AIM →
Identify the lines that contain the string "Lack" and copy all of them.

****

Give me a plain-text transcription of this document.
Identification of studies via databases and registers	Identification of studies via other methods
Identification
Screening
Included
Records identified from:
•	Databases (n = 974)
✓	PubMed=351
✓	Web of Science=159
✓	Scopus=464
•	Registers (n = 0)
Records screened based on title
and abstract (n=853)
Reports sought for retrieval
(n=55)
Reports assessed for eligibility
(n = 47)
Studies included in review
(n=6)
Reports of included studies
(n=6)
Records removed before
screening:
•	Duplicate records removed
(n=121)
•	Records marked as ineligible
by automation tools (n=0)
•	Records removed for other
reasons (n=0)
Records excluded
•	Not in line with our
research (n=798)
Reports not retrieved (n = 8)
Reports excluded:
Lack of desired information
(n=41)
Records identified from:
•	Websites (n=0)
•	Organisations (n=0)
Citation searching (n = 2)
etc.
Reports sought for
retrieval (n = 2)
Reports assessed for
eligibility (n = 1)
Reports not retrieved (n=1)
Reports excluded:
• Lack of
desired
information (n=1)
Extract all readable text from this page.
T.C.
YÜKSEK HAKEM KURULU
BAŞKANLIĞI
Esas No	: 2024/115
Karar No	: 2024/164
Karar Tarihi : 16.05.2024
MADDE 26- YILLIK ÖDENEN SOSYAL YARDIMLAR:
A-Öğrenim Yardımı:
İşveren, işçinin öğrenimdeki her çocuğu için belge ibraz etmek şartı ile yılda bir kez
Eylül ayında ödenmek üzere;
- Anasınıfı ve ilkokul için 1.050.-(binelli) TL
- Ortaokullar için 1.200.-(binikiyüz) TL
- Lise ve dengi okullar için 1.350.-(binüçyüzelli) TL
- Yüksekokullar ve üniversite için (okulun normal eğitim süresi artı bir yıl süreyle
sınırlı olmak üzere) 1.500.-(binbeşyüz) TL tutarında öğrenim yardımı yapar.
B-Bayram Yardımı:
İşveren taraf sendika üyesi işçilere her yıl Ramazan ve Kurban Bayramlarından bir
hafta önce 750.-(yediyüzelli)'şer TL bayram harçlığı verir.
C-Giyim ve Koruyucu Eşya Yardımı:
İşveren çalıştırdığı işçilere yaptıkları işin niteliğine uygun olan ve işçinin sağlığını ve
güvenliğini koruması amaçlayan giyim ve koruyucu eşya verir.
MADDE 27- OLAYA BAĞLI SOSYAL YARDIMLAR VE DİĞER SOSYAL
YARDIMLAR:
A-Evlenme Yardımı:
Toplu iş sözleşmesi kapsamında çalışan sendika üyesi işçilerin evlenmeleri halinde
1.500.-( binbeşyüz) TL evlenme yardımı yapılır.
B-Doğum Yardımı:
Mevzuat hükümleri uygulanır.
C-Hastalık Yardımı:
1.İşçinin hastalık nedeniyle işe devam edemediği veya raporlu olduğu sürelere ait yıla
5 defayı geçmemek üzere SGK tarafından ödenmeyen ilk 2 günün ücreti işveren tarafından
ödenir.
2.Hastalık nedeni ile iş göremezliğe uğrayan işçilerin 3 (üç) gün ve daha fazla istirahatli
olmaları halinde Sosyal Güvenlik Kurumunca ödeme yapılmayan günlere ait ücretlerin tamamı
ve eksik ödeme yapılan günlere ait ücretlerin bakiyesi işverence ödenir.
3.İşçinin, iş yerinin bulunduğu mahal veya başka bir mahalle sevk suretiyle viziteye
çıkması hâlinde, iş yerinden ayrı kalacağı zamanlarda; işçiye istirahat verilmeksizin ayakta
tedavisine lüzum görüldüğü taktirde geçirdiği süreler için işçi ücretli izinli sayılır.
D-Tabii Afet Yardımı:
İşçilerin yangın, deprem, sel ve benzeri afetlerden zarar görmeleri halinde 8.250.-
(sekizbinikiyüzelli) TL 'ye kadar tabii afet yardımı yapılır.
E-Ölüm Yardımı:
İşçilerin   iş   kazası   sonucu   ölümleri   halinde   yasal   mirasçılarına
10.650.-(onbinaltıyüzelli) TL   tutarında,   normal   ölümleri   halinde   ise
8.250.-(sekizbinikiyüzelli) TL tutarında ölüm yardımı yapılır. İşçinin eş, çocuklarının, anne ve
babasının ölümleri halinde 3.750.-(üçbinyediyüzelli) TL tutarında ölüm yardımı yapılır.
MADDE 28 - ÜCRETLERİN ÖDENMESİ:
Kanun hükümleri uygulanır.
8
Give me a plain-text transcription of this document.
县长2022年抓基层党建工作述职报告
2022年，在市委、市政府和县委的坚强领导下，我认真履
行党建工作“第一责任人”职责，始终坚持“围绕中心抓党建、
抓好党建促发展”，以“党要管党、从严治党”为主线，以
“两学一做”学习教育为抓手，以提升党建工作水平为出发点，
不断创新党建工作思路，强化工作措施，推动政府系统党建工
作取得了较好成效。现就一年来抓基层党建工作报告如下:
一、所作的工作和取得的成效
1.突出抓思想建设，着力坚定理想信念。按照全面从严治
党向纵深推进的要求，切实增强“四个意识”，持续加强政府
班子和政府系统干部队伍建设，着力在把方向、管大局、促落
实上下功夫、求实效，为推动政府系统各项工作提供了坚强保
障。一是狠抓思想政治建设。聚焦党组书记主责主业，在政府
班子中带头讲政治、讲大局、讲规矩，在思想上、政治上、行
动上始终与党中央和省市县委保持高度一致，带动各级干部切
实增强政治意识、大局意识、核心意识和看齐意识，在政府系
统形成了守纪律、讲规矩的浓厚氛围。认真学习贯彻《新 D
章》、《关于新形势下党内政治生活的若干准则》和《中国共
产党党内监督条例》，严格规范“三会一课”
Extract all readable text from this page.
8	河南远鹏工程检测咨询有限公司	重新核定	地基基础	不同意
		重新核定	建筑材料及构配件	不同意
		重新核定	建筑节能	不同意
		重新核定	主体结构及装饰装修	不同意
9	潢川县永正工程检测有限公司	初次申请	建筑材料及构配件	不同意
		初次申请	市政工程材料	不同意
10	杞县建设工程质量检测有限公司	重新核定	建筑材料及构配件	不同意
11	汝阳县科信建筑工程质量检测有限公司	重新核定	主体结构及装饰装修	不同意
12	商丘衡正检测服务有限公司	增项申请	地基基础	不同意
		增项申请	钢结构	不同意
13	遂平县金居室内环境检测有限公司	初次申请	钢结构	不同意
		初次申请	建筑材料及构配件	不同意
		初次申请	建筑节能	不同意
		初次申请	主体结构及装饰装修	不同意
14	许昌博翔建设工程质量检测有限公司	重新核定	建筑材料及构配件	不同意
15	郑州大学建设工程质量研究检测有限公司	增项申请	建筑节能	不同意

****

WRITTEN SOLUTION →
Lack of desired information
• Lack of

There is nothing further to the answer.